• _TASK OBJECTIVE_
Every line of the material below should be repeated exactly.

====================

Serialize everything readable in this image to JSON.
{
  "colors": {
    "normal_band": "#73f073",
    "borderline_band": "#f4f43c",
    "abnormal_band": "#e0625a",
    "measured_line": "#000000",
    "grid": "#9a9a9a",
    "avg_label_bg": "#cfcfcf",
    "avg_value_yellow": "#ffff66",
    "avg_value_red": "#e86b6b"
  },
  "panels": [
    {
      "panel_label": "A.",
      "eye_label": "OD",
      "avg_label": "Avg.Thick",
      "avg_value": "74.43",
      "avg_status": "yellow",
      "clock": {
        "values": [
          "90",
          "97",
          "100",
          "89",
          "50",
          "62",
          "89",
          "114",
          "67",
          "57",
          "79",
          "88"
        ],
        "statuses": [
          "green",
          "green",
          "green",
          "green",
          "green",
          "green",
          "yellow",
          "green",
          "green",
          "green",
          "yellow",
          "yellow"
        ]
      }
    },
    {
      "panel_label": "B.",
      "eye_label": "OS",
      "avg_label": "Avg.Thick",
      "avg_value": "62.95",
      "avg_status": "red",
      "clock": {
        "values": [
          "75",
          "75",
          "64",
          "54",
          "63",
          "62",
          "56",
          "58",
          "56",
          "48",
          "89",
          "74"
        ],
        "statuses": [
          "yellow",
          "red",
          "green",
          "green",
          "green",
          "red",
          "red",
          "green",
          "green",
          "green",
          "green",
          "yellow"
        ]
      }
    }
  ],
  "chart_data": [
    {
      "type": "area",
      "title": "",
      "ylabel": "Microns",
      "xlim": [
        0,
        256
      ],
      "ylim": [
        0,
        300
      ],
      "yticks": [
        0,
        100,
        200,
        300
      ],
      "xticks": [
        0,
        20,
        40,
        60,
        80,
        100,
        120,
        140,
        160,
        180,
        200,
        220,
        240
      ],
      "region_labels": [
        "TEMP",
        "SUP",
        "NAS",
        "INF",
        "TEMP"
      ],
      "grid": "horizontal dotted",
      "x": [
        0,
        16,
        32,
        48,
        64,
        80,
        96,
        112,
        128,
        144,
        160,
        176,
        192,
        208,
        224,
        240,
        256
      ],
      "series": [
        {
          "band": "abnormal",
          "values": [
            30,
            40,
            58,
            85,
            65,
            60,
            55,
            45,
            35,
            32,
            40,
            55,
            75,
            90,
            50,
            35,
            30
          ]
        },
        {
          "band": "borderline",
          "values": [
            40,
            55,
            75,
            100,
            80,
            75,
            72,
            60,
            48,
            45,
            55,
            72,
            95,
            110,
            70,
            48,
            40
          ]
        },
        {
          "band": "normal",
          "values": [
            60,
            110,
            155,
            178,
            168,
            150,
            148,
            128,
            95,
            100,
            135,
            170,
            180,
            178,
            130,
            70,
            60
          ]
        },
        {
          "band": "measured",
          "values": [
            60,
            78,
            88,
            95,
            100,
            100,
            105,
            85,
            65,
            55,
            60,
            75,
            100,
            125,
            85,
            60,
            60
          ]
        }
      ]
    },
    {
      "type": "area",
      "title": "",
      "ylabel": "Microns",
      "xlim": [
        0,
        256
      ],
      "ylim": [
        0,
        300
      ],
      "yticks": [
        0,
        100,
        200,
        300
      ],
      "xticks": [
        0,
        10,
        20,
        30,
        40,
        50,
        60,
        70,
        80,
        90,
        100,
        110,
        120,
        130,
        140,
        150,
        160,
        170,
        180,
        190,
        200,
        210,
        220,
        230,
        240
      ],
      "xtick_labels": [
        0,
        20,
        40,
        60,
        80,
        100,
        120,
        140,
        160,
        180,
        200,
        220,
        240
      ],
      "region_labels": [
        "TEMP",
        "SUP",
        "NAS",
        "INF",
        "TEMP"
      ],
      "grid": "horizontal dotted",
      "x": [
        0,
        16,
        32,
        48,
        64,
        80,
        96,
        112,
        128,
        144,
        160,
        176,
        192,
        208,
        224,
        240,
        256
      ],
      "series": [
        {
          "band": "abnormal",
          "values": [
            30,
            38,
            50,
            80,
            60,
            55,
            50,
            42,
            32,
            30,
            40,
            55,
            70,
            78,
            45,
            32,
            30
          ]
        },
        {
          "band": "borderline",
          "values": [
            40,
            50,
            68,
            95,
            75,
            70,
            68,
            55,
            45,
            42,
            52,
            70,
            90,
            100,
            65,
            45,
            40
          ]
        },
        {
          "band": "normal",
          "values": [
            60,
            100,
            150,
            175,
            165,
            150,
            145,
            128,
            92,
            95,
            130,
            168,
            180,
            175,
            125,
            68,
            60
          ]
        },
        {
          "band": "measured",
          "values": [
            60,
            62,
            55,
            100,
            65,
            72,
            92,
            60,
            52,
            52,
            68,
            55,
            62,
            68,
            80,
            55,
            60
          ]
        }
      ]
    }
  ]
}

====================

• _RESPONSE TO THIS TASK_
Serialize everything readable in this image to JSON.
{
  "colors": {
    "normal_band": "#73f073",
    "borderline_band": "#f4f43c",
    "abnormal_band": "#e0625a",
    "measured_line": "#000000",
    "grid": "#9a9a9a",
    "avg_label_bg": "#cfcfcf",
    "avg_value_yellow": "#ffff66",
    "avg_value_red": "#e86b6b"
  },
  "panels": [
    {
      "panel_label": "A.",
      "eye_label": "OD",
      "avg_label": "Avg.Thick",
      "avg_value": "74.43",
      "avg_status": "yellow",
      "clock": {
        "values": [
          "90",
          "97",
          "100",
          "89",
          "50",
          "62",
          "89",
          "114",
          "67",
          "57",
          "79",
          "88"
        ],
        "statuses": [
          "green",
          "green",
          "green",
          "green",
          "green",
          "green",
          "yellow",
          "green",
          "green",
          "green",
          "yellow",
          "yellow"
        ]
      }
    },
    {
      "panel_label": "B.",
      "eye_label": "OS",
      "avg_label": "Avg.Thick",
      "avg_value": "62.95",
      "avg_status": "red",
      "clock": {
        "values": [
          "75",
          "75",
          "64",
          "54",
          "63",
          "62",
          "56",
          "58",
          "56",
          "48",
          "89",
          "74"
        ],
        "statuses": [
          "yellow",
          "red",
          "green",
          "green",
          "green",
          "red",
          "red",
          "green",
          "green",
          "green",
          "green",
          "yellow"
        ]
      }
    }
  ],
  "chart_data": [
    {
      "type": "area",
      "title": "",
      "ylabel": "Microns",
      "xlim": [
        0,
        256
      ],
      "ylim": [
        0,
        300
      ],
      "yticks": [
        0,
        100,
        200,
        300
      ],
      "xticks": [
        0,
        20,
        40,
        60,
        80,
        100,
        120,
        140,
        160,
        180,
        200,
        220,
        240
      ],
      "region_labels": [
        "TEMP",
        "SUP",
        "NAS",
        "INF",
        "TEMP"
      ],
      "grid": "horizontal dotted",
      "x": [
        0,
        16,
        32,
        48,
        64,
        80,
        96,
        112,
        128,
        144,
        160,
        176,
        192,
        208,
        224,
        240,
        256
      ],
      "series": [
        {
          "band": "abnormal",
          "values": [
            30,
            40,
            58,
            85,
            65,
            60,
            55,
            45,
            35,
            32,
            40,
            55,
            75,
            90,
            50,
            35,
            30
          ]
        },
        {
          "band": "borderline",
          "values": [
            40,
            55,
            75,
            100,
            80,
            75,
            72,
            60,
            48,
            45,
            55,
            72,
            95,
            110,
            70,
            48,
            40
          ]
        },
        {
          "band": "normal",
          "values": [
            60,
            110,
            155,
            178,
            168,
            150,
            148,
            128,
            95,
            100,
            135,
            170,
            180,
            178,
            130,
            70,
            60
          ]
        },
        {
          "band": "measured",
          "values": [
            60,
            78,
            88,
            95,
            100,
            100,
            105,
            85,
            65,
            55,
            60,
            75,
            100,
            125,
            85,
            60,
            60
          ]
        }
      ]
    },
    {
      "type": "area",
      "title": "",
      "ylabel": "Microns",
      "xlim": [
        0,
        256
      ],
      "ylim": [
        0,
        300
      ],
      "yticks": [
        0,
        100,
        200,
        300
      ],
      "xticks": [
        0,
        10,
        20,
        30,
        40,
        50,
        60,
        70,
        80,
        90,
        100,
        110,
        120,
        130,
        140,
        150,
        160,
        170,
        180,
        190,
        200,
        210,
        220,
        230,
        240
      ],
      "xtick_labels": [
        0,
        20,
        40,
        60,
        80,
        100,
        120,
        140,
        160,
        180,
        200,
        220,
        240
      ],
      "region_labels": [
        "TEMP",
        "SUP",
        "NAS",
        "INF",
        "TEMP"
      ],
      "grid": "horizontal dotted",
      "x": [
        0,
        16,
        32,
        48,
        64,
        80,
        96,
        112,
        128,
        144,
        160,
        176,
        192,
        208,
        224,
        240,
        256
      ],
      "series": [
        {
          "band": "abnormal",
          "values": [
            30,
            38,
            50,
            80,
            60,
            55,
            50,
            42,
            32,
            30,
            40,
            55,
            70,
            78,
            45,
            32,
            30
          ]
        },
        {
          "band": "borderline",
          "values": [
            40,
            50,
            68,
            95,
            75,
            70,
            68,
            55,
            45,
            42,
            52,
            70,
            90,
            100,
            65,
            45,
            40
          ]
        },
        {
          "band": "normal",
          "values": [
            60,
            100,
            150,
            175,
            165,
            150,
            145,
            128,
            92,
            95,
            130,
            168,
            180,
            175,
            125,
            68,
            60
          ]
        },
        {
          "band": "measured",
          "values": [
            60,
            62,
            55,
            100,
            65,
            72,
            92,
            60,
            52,
            52,
            68,
            55,
            62,
            68,
            80,
            55,
            60
          ]
        }
      ]
    }
  ]
}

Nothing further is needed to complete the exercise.